→ EXERCISE AIM: State only how many lines below include the string "个时间单位".
— Start —
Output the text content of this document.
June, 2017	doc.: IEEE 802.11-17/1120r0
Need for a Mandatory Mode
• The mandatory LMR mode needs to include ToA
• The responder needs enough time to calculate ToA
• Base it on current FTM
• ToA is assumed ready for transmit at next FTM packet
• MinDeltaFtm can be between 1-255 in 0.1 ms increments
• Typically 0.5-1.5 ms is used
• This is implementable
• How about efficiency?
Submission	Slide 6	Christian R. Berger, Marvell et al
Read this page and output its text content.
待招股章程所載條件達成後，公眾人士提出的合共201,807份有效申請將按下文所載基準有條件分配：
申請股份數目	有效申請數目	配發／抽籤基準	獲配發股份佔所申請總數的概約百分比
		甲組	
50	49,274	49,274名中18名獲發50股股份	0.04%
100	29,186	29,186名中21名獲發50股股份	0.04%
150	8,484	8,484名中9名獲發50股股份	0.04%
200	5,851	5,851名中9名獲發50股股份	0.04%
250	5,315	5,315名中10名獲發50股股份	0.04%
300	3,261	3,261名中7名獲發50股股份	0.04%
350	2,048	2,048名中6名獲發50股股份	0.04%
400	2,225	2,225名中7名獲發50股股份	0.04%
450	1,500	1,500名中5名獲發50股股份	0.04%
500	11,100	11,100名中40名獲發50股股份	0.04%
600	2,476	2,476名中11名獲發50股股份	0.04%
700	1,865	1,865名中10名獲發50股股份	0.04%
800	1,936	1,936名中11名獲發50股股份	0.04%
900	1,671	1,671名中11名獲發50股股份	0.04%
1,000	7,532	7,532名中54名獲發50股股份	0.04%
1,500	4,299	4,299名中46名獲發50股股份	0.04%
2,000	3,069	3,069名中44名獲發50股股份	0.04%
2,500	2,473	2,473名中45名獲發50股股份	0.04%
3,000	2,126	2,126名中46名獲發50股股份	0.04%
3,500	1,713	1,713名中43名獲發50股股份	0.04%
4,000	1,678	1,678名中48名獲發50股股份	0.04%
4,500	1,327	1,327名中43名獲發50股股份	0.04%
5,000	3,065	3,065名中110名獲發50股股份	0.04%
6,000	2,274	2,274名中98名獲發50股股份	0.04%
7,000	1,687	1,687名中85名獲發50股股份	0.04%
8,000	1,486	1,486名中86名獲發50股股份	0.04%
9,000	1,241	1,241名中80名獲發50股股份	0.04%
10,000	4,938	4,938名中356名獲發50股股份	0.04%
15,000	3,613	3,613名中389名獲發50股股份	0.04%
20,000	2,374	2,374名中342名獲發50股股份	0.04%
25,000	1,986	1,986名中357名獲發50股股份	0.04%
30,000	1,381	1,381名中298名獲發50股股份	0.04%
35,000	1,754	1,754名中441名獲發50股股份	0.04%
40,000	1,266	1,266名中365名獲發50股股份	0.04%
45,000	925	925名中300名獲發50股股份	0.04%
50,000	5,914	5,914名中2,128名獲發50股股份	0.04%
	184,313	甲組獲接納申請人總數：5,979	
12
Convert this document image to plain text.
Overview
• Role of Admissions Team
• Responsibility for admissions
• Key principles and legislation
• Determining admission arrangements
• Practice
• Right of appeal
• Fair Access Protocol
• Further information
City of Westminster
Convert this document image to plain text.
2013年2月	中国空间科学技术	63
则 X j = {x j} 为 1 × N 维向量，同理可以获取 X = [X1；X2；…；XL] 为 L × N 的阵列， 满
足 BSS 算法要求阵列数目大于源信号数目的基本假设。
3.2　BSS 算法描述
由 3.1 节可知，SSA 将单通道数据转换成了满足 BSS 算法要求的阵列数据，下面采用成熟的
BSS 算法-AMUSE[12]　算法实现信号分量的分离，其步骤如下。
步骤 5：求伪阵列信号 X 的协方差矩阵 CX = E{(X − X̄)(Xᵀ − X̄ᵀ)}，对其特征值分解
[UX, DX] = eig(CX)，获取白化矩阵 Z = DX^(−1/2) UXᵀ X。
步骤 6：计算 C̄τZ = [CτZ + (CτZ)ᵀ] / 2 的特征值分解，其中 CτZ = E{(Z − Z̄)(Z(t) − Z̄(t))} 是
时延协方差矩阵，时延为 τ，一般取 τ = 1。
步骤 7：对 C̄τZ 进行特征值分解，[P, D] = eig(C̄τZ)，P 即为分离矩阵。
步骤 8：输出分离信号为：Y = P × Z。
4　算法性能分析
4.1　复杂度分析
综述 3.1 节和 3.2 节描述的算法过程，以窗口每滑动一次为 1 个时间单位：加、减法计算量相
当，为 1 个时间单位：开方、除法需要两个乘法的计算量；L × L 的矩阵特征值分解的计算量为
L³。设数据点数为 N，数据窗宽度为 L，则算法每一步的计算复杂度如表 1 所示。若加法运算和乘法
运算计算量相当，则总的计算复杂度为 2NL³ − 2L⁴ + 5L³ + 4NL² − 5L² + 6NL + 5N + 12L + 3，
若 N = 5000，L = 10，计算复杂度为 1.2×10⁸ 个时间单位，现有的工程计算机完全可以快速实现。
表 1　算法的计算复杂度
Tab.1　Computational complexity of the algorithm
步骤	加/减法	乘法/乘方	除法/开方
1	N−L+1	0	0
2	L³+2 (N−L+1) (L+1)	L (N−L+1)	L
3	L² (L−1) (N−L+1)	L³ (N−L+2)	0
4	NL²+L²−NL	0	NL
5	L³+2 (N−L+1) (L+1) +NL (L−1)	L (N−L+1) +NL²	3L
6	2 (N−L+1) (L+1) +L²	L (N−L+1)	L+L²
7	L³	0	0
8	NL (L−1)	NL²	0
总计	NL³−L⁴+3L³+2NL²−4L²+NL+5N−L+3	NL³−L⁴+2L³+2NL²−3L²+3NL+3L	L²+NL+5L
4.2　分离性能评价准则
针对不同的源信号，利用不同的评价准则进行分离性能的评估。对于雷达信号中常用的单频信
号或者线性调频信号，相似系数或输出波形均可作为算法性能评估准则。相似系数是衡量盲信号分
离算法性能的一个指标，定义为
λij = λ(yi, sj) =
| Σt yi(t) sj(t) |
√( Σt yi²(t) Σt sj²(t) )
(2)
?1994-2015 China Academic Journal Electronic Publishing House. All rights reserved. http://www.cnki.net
— End —
→ REPLY: 3